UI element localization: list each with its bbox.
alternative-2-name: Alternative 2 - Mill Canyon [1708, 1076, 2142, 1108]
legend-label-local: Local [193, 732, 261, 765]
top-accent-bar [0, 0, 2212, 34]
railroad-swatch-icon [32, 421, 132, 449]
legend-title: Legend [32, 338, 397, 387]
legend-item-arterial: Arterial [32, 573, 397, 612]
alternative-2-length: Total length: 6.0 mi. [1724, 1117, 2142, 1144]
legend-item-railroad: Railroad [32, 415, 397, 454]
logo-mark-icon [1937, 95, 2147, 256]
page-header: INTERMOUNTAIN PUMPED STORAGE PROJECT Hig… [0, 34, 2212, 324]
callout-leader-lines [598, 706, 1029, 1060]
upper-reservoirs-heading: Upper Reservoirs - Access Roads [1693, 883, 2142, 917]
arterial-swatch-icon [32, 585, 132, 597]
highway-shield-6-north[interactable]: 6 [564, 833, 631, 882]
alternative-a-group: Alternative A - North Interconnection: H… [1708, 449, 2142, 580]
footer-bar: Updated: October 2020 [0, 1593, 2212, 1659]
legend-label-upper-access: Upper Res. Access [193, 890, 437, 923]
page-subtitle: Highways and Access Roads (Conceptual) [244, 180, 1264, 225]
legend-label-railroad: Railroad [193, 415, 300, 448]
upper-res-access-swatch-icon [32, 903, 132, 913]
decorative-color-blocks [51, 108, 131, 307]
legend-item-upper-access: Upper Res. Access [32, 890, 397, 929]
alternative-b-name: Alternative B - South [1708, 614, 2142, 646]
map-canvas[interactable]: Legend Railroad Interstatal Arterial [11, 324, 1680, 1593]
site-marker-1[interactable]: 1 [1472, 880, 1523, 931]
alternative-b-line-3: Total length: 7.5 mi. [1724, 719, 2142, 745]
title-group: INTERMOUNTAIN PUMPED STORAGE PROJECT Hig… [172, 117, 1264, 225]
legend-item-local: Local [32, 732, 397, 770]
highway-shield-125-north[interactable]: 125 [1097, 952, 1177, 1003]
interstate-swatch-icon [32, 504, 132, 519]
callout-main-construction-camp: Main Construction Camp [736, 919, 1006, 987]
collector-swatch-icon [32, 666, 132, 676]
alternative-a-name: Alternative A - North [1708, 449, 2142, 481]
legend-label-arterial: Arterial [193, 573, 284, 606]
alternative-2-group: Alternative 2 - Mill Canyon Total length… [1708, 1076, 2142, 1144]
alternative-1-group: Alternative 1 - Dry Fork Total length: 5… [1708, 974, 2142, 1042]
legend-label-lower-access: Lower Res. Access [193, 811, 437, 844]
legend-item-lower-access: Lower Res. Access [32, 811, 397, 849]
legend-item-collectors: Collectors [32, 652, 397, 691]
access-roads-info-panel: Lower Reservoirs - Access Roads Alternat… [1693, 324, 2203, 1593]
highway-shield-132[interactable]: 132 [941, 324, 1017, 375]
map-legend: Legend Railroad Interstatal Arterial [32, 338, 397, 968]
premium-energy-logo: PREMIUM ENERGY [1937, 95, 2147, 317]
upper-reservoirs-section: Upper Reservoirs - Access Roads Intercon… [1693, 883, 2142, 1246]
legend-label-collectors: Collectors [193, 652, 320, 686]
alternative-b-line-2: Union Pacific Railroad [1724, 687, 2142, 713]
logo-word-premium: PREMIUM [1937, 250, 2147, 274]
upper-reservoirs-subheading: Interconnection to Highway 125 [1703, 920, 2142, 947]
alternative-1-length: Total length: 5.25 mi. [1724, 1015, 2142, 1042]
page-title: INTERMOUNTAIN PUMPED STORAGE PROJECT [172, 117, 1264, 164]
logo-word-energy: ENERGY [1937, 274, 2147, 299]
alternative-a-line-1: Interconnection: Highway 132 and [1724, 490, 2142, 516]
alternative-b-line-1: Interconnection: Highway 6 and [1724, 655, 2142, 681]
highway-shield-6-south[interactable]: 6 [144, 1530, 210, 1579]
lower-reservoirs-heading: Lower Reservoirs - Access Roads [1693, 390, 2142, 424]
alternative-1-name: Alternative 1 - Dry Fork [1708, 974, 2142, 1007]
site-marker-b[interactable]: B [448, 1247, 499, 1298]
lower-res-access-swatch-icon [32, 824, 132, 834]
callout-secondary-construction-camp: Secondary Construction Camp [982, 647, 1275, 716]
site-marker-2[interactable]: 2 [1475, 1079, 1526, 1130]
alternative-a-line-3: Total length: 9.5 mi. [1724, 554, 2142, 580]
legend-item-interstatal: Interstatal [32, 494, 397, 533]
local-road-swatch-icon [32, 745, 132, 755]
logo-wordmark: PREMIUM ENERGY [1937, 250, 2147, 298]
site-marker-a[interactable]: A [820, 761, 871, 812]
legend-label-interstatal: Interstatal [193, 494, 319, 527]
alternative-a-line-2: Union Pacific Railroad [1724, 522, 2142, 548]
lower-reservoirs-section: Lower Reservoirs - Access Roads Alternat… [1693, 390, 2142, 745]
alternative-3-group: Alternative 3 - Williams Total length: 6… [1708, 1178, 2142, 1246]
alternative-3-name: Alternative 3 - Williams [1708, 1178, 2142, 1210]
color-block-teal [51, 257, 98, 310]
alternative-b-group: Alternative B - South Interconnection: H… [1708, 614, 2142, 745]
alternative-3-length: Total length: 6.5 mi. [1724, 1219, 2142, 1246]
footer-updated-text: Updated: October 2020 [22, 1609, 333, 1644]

◆ Written request: Recast every line of the entries above as a Markdown table with two columns, Number and Text. Give each line its own numbered row and leave out blank lines.

◆ Task response:
| Number | Text |
|---|---|
| 1 | UI element localization: list each with its bbox. |
| 2 | alternative-2-name: Alternative 2 - Mill Canyon [1708, 1076, 2142, 1108] |
| 3 | legend-label-local: Local [193, 732, 261, 765] |
| 4 | top-accent-bar [0, 0, 2212, 34] |
| 5 | railroad-swatch-icon [32, 421, 132, 449] |
| 6 | legend-title: Legend [32, 338, 397, 387] |
| 7 | legend-item-arterial: Arterial [32, 573, 397, 612] |
| 8 | alternative-2-length: Total length: 6.0 mi. [1724, 1117, 2142, 1144] |
| 9 | legend-item-railroad: Railroad [32, 415, 397, 454] |
| 10 | logo-mark-icon [1937, 95, 2147, 256] |
| 11 | page-header: INTERMOUNTAIN PUMPED STORAGE PROJECT Hig… [0, 34, 2212, 324] |
| 12 | callout-leader-lines [598, 706, 1029, 1060] |
| 13 | upper-reservoirs-heading: Upper Reservoirs - Access Roads [1693, 883, 2142, 917] |
| 14 | arterial-swatch-icon [32, 585, 132, 597] |
| 15 | highway-shield-6-north[interactable]: 6 [564, 833, 631, 882] |
| 16 | alternative-a-group: Alternative A - North Interconnection: H… [1708, 449, 2142, 580] |
| 17 | footer-bar: Updated: October 2020 [0, 1593, 2212, 1659] |
| 18 | legend-label-upper-access: Upper Res. Access [193, 890, 437, 923] |
| 19 | page-subtitle: Highways and Access Roads (Conceptual) [244, 180, 1264, 225] |
| 20 | legend-label-railroad: Railroad [193, 415, 300, 448] |
| 21 | upper-res-access-swatch-icon [32, 903, 132, 913] |
| 22 | decorative-color-blocks [51, 108, 131, 307] |
| 23 | legend-item-upper-access: Upper Res. Access [32, 890, 397, 929] |
| 24 | alternative-b-name: Alternative B - South [1708, 614, 2142, 646] |
| 25 | map-canvas[interactable]: Legend Railroad Interstatal Arterial [11, 324, 1680, 1593] |
| 26 | site-marker-1[interactable]: 1 [1472, 880, 1523, 931] |
| 27 | alternative-b-line-3: Total length: 7.5 mi. [1724, 719, 2142, 745] |
| 28 | title-group: INTERMOUNTAIN PUMPED STORAGE PROJECT Hig… [172, 117, 1264, 225] |
| 29 | legend-item-local: Local [32, 732, 397, 770] |
| 30 | highway-shield-125-north[interactable]: 125 [1097, 952, 1177, 1003] |
| 31 | interstate-swatch-icon [32, 504, 132, 519] |
| 32 | callout-main-construction-camp: Main Construction Camp [736, 919, 1006, 987] |
| 33 | collector-swatch-icon [32, 666, 132, 676] |
| 34 | alternative-a-name: Alternative A - North [1708, 449, 2142, 481] |
| 35 | legend-label-arterial: Arterial [193, 573, 284, 606] |
| 36 | alternative-2-group: Alternative 2 - Mill Canyon Total length… [1708, 1076, 2142, 1144] |
| 37 | alternative-1-group: Alternative 1 - Dry Fork Total length: 5… [1708, 974, 2142, 1042] |
| 38 | legend-label-lower-access: Lower Res. Access [193, 811, 437, 844] |
| 39 | legend-item-lower-access: Lower Res. Access [32, 811, 397, 849] |
| 40 | legend-item-collectors: Collectors [32, 652, 397, 691] |
| 41 | access-roads-info-panel: Lower Reservoirs - Access Roads Alternat… [1693, 324, 2203, 1593] |
| 42 | highway-shield-132[interactable]: 132 [941, 324, 1017, 375] |
| 43 | map-legend: Legend Railroad Interstatal Arterial [32, 338, 397, 968] |
| 44 | premium-energy-logo: PREMIUM ENERGY [1937, 95, 2147, 317] |
| 45 | upper-reservoirs-section: Upper Reservoirs - Access Roads Intercon… [1693, 883, 2142, 1246] |
| 46 | legend-label-collectors: Collectors [193, 652, 320, 686] |
| 47 | alternative-b-line-2: Union Pacific Railroad [1724, 687, 2142, 713] |
| 48 | logo-word-premium: PREMIUM [1937, 250, 2147, 274] |
| 49 | upper-reservoirs-subheading: Interconnection to Highway 125 [1703, 920, 2142, 947] |
| 50 | alternative-1-length: Total length: 5.25 mi. [1724, 1015, 2142, 1042] |
| 51 | page-title: INTERMOUNTAIN PUMPED STORAGE PROJECT [172, 117, 1264, 164] |
| 52 | logo-word-energy: ENERGY [1937, 274, 2147, 299] |
| 53 | alternative-a-line-1: Interconnection: Highway 132 and [1724, 490, 2142, 516] |
| 54 | alternative-b-line-1: Interconnection: Highway 6 and [1724, 655, 2142, 681] |
| 55 | highway-shield-6-south[interactable]: 6 [144, 1530, 210, 1579] |
| 56 | lower-reservoirs-heading: Lower Reservoirs - Access Roads [1693, 390, 2142, 424] |
| 57 | alternative-1-name: Alternative 1 - Dry Fork [1708, 974, 2142, 1007] |
| 58 | site-marker-b[interactable]: B [448, 1247, 499, 1298] |
| 59 | lower-res-access-swatch-icon [32, 824, 132, 834] |
| 60 | callout-secondary-construction-camp: Secondary Construction Camp [982, 647, 1275, 716] |
| 61 | site-marker-2[interactable]: 2 [1475, 1079, 1526, 1130] |
| 62 | alternative-a-line-3: Total length: 9.5 mi. [1724, 554, 2142, 580] |
| 63 | legend-item-interstatal: Interstatal [32, 494, 397, 533] |
| 64 | local-road-swatch-icon [32, 745, 132, 755] |
| 65 | logo-wordmark: PREMIUM ENERGY [1937, 250, 2147, 298] |
| 66 | site-marker-a[interactable]: A [820, 761, 871, 812] |
| 67 | legend-label-interstatal: Interstatal [193, 494, 319, 527] |
| 68 | alternative-a-line-2: Union Pacific Railroad [1724, 522, 2142, 548] |
| 69 | lower-reservoirs-section: Lower Reservoirs - Access Roads Alternat… [1693, 390, 2142, 745] |
| 70 | alternative-3-group: Alternative 3 - Williams Total length: 6… [1708, 1178, 2142, 1246] |
| 71 | alternative-3-name: Alternative 3 - Williams [1708, 1178, 2142, 1210] |
| 72 | color-block-teal [51, 257, 98, 310] |
| 73 | alternative-b-group: Alternative B - South Interconnection: H… [1708, 614, 2142, 745] |
| 74 | alternative-3-length: Total length: 6.5 mi. [1724, 1219, 2142, 1246] |
| 75 | footer-updated-text: Updated: October 2020 [22, 1609, 333, 1644] |